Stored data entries
========================
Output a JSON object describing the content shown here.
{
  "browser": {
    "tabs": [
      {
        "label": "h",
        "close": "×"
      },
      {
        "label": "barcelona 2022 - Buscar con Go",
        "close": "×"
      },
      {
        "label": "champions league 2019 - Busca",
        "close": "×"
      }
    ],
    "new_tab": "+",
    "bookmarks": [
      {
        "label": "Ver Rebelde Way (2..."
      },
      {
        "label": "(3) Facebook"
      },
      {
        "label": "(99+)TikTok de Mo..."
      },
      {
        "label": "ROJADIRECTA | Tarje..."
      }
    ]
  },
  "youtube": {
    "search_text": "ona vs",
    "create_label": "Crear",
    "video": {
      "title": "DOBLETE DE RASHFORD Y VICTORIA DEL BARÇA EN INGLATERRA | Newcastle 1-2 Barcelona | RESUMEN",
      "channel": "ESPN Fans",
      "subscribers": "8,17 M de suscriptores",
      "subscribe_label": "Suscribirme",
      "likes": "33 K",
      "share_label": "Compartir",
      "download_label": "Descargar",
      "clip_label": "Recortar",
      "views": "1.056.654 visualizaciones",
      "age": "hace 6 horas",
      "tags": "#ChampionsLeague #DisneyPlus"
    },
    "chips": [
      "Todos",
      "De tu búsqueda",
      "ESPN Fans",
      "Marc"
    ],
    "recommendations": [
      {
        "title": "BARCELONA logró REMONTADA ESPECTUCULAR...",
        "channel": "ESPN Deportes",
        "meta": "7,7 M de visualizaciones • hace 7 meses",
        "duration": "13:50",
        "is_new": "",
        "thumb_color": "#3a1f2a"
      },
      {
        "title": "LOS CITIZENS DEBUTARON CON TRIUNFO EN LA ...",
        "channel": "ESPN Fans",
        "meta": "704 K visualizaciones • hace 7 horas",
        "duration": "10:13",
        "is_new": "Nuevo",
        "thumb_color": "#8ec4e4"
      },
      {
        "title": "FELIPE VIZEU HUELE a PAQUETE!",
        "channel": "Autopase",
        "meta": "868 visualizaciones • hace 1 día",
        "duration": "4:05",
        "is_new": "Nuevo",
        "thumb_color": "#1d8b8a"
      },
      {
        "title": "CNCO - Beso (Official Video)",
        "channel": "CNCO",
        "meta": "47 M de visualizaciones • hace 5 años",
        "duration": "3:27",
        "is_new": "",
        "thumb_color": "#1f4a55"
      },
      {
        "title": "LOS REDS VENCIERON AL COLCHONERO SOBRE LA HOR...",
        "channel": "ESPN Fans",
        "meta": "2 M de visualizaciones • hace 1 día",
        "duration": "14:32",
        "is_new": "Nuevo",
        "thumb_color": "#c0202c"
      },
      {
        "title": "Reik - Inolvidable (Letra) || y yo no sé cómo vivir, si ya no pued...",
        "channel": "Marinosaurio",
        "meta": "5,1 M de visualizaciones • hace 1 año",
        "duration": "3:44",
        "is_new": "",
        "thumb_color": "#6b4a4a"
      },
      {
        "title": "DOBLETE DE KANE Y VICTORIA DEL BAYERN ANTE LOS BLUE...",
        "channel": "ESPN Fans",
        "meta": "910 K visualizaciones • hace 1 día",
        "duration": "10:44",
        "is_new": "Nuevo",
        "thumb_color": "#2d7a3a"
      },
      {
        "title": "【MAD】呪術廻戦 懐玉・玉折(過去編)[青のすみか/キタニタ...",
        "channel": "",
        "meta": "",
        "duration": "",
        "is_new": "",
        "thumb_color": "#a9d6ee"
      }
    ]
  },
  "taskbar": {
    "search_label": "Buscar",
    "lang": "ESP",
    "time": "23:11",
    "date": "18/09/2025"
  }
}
========================
• **Task**
Using the data above, reproduce every line exactly.

• **Complete response**
Output a JSON object describing the content shown here.
{
  "browser": {
    "tabs": [
      {
        "label": "h",
        "close": "×"
      },
      {
        "label": "barcelona 2022 - Buscar con Go",
        "close": "×"
      },
      {
        "label": "champions league 2019 - Busca",
        "close": "×"
      }
    ],
    "new_tab": "+",
    "bookmarks": [
      {
        "label": "Ver Rebelde Way (2..."
      },
      {
        "label": "(3) Facebook"
      },
      {
        "label": "(99+)TikTok de Mo..."
      },
      {
        "label": "ROJADIRECTA | Tarje..."
      }
    ]
  },
  "youtube": {
    "search_text": "ona vs",
    "create_label": "Crear",
    "video": {
      "title": "DOBLETE DE RASHFORD Y VICTORIA DEL BARÇA EN INGLATERRA | Newcastle 1-2 Barcelona | RESUMEN",
      "channel": "ESPN Fans",
      "subscribers": "8,17 M de suscriptores",
      "subscribe_label": "Suscribirme",
      "likes": "33 K",
      "share_label": "Compartir",
      "download_label": "Descargar",
      "clip_label": "Recortar",
      "views": "1.056.654 visualizaciones",
      "age": "hace 6 horas",
      "tags": "#ChampionsLeague #DisneyPlus"
    },
    "chips": [
      "Todos",
      "De tu búsqueda",
      "ESPN Fans",
      "Marc"
    ],
    "recommendations": [
      {
        "title": "BARCELONA logró REMONTADA ESPECTUCULAR...",
        "channel": "ESPN Deportes",
        "meta": "7,7 M de visualizaciones • hace 7 meses",
        "duration": "13:50",
        "is_new": "",
        "thumb_color": "#3a1f2a"
      },
      {
        "title": "LOS CITIZENS DEBUTARON CON TRIUNFO EN LA ...",
        "channel": "ESPN Fans",
        "meta": "704 K visualizaciones • hace 7 horas",
        "duration": "10:13",
        "is_new": "Nuevo",
        "thumb_color": "#8ec4e4"
      },
      {
        "title": "FELIPE VIZEU HUELE a PAQUETE!",
        "channel": "Autopase",
        "meta": "868 visualizaciones • hace 1 día",
        "duration": "4:05",
        "is_new": "Nuevo",
        "thumb_color": "#1d8b8a"
      },
      {
        "title": "CNCO - Beso (Official Video)",
        "channel": "CNCO",
        "meta": "47 M de visualizaciones • hace 5 años",
        "duration": "3:27",
        "is_new": "",
        "thumb_color": "#1f4a55"
      },
      {
        "title": "LOS REDS VENCIERON AL COLCHONERO SOBRE LA HOR...",
        "channel": "ESPN Fans",
        "meta": "2 M de visualizaciones • hace 1 día",
        "duration": "14:32",
        "is_new": "Nuevo",
        "thumb_color": "#c0202c"
      },
      {
        "title": "Reik - Inolvidable (Letra) || y yo no sé cómo vivir, si ya no pued...",
        "channel": "Marinosaurio",
        "meta": "5,1 M de visualizaciones • hace 1 año",
        "duration": "3:44",
        "is_new": "",
        "thumb_color": "#6b4a4a"
      },
      {
        "title": "DOBLETE DE KANE Y VICTORIA DEL BAYERN ANTE LOS BLUE...",
        "channel": "ESPN Fans",
        "meta": "910 K visualizaciones • hace 1 día",
        "duration": "10:44",
        "is_new": "Nuevo",
        "thumb_color": "#2d7a3a"
      },
      {
        "title": "【MAD】呪術廻戦 懐玉・玉折(過去編)[青のすみか/キタニタ...",
        "channel": "",
        "meta": "",
        "duration": "",
        "is_new": "",
        "thumb_color": "#a9d6ee"
      }
    ]
  },
  "taskbar": {
    "search_label": "Buscar",
    "lang": "ESP",
    "time": "23:11",
    "date": "18/09/2025"
  }
}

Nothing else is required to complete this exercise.